- GOAL -
Below are some records; retype all of them exactly.

(Stored items)
○ ○ ○ ○ ○ ○ ○

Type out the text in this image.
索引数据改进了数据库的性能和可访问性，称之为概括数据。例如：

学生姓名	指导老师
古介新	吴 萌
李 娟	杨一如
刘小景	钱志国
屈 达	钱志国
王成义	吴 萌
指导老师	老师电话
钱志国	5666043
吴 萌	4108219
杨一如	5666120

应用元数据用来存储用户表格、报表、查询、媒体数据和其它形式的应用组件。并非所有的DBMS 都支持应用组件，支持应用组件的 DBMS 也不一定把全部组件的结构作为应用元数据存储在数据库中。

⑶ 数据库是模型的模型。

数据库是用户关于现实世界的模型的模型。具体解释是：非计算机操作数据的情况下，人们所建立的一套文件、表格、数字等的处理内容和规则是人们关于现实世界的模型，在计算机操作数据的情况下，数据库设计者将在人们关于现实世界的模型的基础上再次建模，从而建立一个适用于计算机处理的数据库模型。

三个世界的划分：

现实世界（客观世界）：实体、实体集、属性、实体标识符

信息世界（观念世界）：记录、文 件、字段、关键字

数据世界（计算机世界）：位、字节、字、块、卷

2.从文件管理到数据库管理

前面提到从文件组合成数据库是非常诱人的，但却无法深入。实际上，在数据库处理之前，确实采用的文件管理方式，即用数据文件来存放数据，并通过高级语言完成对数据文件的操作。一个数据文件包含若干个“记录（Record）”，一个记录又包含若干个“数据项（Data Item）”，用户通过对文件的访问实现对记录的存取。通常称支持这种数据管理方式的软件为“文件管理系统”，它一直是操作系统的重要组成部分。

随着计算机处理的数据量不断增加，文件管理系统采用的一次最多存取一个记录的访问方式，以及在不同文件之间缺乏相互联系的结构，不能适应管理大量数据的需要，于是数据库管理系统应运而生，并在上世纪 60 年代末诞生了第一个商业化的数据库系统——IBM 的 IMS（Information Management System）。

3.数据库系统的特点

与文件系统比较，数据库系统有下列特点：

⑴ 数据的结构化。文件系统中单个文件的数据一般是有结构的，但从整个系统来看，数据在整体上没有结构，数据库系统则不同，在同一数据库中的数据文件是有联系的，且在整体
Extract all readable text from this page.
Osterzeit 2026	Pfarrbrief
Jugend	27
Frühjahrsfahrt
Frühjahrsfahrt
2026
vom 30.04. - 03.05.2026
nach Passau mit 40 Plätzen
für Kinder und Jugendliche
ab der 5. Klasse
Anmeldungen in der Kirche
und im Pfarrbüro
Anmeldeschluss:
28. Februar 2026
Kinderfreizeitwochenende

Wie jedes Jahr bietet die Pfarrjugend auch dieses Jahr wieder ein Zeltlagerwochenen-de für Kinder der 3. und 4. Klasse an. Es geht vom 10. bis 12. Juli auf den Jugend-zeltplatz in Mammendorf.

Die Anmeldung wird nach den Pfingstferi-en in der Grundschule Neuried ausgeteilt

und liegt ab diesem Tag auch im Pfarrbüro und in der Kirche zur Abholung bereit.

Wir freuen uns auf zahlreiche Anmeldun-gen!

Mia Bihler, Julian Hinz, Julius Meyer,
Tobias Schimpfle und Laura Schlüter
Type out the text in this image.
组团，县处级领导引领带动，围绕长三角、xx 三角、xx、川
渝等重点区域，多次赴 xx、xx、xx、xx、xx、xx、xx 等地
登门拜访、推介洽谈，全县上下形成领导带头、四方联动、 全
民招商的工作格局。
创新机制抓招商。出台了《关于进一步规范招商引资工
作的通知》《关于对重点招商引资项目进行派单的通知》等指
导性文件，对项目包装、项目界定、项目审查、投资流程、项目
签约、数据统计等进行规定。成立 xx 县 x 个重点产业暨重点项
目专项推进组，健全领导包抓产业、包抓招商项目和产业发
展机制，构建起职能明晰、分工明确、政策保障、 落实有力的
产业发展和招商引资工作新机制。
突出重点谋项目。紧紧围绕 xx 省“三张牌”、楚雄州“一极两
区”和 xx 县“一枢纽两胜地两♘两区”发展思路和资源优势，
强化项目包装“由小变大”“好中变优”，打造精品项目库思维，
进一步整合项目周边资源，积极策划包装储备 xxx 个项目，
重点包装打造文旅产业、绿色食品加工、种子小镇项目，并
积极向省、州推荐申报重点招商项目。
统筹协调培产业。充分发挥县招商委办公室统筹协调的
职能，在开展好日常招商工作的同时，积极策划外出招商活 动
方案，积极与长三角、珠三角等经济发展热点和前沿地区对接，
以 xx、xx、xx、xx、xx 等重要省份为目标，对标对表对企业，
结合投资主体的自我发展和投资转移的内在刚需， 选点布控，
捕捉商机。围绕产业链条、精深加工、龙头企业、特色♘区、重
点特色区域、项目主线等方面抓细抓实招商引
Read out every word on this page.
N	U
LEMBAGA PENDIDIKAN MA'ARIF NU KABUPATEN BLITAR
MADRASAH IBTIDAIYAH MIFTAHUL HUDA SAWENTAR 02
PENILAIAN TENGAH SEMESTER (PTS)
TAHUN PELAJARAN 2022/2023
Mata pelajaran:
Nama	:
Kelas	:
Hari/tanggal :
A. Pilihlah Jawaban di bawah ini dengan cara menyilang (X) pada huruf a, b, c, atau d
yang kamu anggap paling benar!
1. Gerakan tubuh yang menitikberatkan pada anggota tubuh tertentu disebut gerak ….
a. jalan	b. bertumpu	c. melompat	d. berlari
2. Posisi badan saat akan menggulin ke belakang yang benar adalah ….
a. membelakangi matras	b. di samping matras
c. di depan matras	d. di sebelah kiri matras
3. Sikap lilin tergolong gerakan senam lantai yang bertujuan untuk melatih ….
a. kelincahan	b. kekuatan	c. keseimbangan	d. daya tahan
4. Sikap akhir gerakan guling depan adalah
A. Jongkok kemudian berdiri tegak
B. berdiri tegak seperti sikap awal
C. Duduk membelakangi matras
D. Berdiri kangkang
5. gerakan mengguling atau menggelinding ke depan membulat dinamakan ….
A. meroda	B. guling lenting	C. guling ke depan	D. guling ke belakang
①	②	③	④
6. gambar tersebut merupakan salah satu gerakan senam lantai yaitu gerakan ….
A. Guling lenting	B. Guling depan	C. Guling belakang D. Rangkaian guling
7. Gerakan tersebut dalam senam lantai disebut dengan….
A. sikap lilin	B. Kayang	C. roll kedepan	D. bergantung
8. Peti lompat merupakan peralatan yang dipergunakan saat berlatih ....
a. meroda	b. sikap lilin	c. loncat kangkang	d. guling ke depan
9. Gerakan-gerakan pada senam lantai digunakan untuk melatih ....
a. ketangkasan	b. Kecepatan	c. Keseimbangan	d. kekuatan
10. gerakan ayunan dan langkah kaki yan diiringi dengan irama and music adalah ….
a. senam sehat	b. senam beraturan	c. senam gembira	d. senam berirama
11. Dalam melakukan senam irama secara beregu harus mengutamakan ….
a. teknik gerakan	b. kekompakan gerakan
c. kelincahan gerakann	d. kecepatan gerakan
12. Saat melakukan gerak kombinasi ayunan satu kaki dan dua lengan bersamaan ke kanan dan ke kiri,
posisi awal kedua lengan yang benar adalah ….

○ ○ ○ ○ ○ ○ ○

- OUTPUT OF THE TASK -
Type out the text in this image.
索引数据改进了数据库的性能和可访问性，称之为概括数据。例如：

学生姓名	指导老师
古介新	吴 萌
李 娟	杨一如
刘小景	钱志国
屈 达	钱志国
王成义	吴 萌
指导老师	老师电话
钱志国	5666043
吴 萌	4108219
杨一如	5666120

应用元数据用来存储用户表格、报表、查询、媒体数据和其它形式的应用组件。并非所有的DBMS 都支持应用组件，支持应用组件的 DBMS 也不一定把全部组件的结构作为应用元数据存储在数据库中。

⑶ 数据库是模型的模型。

数据库是用户关于现实世界的模型的模型。具体解释是：非计算机操作数据的情况下，人们所建立的一套文件、表格、数字等的处理内容和规则是人们关于现实世界的模型，在计算机操作数据的情况下，数据库设计者将在人们关于现实世界的模型的基础上再次建模，从而建立一个适用于计算机处理的数据库模型。

三个世界的划分：

现实世界（客观世界）：实体、实体集、属性、实体标识符

信息世界（观念世界）：记录、文 件、字段、关键字

数据世界（计算机世界）：位、字节、字、块、卷

2.从文件管理到数据库管理

前面提到从文件组合成数据库是非常诱人的，但却无法深入。实际上，在数据库处理之前，确实采用的文件管理方式，即用数据文件来存放数据，并通过高级语言完成对数据文件的操作。一个数据文件包含若干个“记录（Record）”，一个记录又包含若干个“数据项（Data Item）”，用户通过对文件的访问实现对记录的存取。通常称支持这种数据管理方式的软件为“文件管理系统”，它一直是操作系统的重要组成部分。

随着计算机处理的数据量不断增加，文件管理系统采用的一次最多存取一个记录的访问方式，以及在不同文件之间缺乏相互联系的结构，不能适应管理大量数据的需要，于是数据库管理系统应运而生，并在上世纪 60 年代末诞生了第一个商业化的数据库系统——IBM 的 IMS（Information Management System）。

3.数据库系统的特点

与文件系统比较，数据库系统有下列特点：

⑴ 数据的结构化。文件系统中单个文件的数据一般是有结构的，但从整个系统来看，数据在整体上没有结构，数据库系统则不同，在同一数据库中的数据文件是有联系的，且在整体
Extract all readable text from this page.
Osterzeit 2026	Pfarrbrief
Jugend	27
Frühjahrsfahrt
Frühjahrsfahrt
2026
vom 30.04. - 03.05.2026
nach Passau mit 40 Plätzen
für Kinder und Jugendliche
ab der 5. Klasse
Anmeldungen in der Kirche
und im Pfarrbüro
Anmeldeschluss:
28. Februar 2026
Kinderfreizeitwochenende

Wie jedes Jahr bietet die Pfarrjugend auch dieses Jahr wieder ein Zeltlagerwochenen-de für Kinder der 3. und 4. Klasse an. Es geht vom 10. bis 12. Juli auf den Jugend-zeltplatz in Mammendorf.

Die Anmeldung wird nach den Pfingstferi-en in der Grundschule Neuried ausgeteilt

und liegt ab diesem Tag auch im Pfarrbüro und in der Kirche zur Abholung bereit.

Wir freuen uns auf zahlreiche Anmeldun-gen!

Mia Bihler, Julian Hinz, Julius Meyer,
Tobias Schimpfle und Laura Schlüter
Type out the text in this image.
组团，县处级领导引领带动，围绕长三角、xx 三角、xx、川
渝等重点区域，多次赴 xx、xx、xx、xx、xx、xx、xx 等地
登门拜访、推介洽谈，全县上下形成领导带头、四方联动、 全
民招商的工作格局。
创新机制抓招商。出台了《关于进一步规范招商引资工
作的通知》《关于对重点招商引资项目进行派单的通知》等指
导性文件，对项目包装、项目界定、项目审查、投资流程、项目
签约、数据统计等进行规定。成立 xx 县 x 个重点产业暨重点项
目专项推进组，健全领导包抓产业、包抓招商项目和产业发
展机制，构建起职能明晰、分工明确、政策保障、 落实有力的
产业发展和招商引资工作新机制。
突出重点谋项目。紧紧围绕 xx 省“三张牌”、楚雄州“一极两
区”和 xx 县“一枢纽两胜地两♘两区”发展思路和资源优势，
强化项目包装“由小变大”“好中变优”，打造精品项目库思维，
进一步整合项目周边资源，积极策划包装储备 xxx 个项目，
重点包装打造文旅产业、绿色食品加工、种子小镇项目，并
积极向省、州推荐申报重点招商项目。
统筹协调培产业。充分发挥县招商委办公室统筹协调的
职能，在开展好日常招商工作的同时，积极策划外出招商活 动
方案，积极与长三角、珠三角等经济发展热点和前沿地区对接，
以 xx、xx、xx、xx、xx 等重要省份为目标，对标对表对企业，
结合投资主体的自我发展和投资转移的内在刚需， 选点布控，
捕捉商机。围绕产业链条、精深加工、龙头企业、特色♘区、重
点特色区域、项目主线等方面抓细抓实招商引
Read out every word on this page.
N	U
LEMBAGA PENDIDIKAN MA'ARIF NU KABUPATEN BLITAR
MADRASAH IBTIDAIYAH MIFTAHUL HUDA SAWENTAR 02
PENILAIAN TENGAH SEMESTER (PTS)
TAHUN PELAJARAN 2022/2023
Mata pelajaran:
Nama	:
Kelas	:
Hari/tanggal :
A. Pilihlah Jawaban di bawah ini dengan cara menyilang (X) pada huruf a, b, c, atau d
yang kamu anggap paling benar!
1. Gerakan tubuh yang menitikberatkan pada anggota tubuh tertentu disebut gerak ….
a. jalan	b. bertumpu	c. melompat	d. berlari
2. Posisi badan saat akan menggulin ke belakang yang benar adalah ….
a. membelakangi matras	b. di samping matras
c. di depan matras	d. di sebelah kiri matras
3. Sikap lilin tergolong gerakan senam lantai yang bertujuan untuk melatih ….
a. kelincahan	b. kekuatan	c. keseimbangan	d. daya tahan
4. Sikap akhir gerakan guling depan adalah
A. Jongkok kemudian berdiri tegak
B. berdiri tegak seperti sikap awal
C. Duduk membelakangi matras
D. Berdiri kangkang
5. gerakan mengguling atau menggelinding ke depan membulat dinamakan ….
A. meroda	B. guling lenting	C. guling ke depan	D. guling ke belakang
①	②	③	④
6. gambar tersebut merupakan salah satu gerakan senam lantai yaitu gerakan ….
A. Guling lenting	B. Guling depan	C. Guling belakang D. Rangkaian guling
7. Gerakan tersebut dalam senam lantai disebut dengan….
A. sikap lilin	B. Kayang	C. roll kedepan	D. bergantung
8. Peti lompat merupakan peralatan yang dipergunakan saat berlatih ....
a. meroda	b. sikap lilin	c. loncat kangkang	d. guling ke depan
9. Gerakan-gerakan pada senam lantai digunakan untuk melatih ....
a. ketangkasan	b. Kecepatan	c. Keseimbangan	d. kekuatan
10. gerakan ayunan dan langkah kaki yan diiringi dengan irama and music adalah ….
a. senam sehat	b. senam beraturan	c. senam gembira	d. senam berirama
11. Dalam melakukan senam irama secara beregu harus mengutamakan ….
a. teknik gerakan	b. kekompakan gerakan
c. kelincahan gerakann	d. kecepatan gerakan
12. Saat melakukan gerak kombinasi ayunan satu kaki dan dua lengan bersamaan ke kanan dan ke kiri,
posisi awal kedua lengan yang benar adalah ….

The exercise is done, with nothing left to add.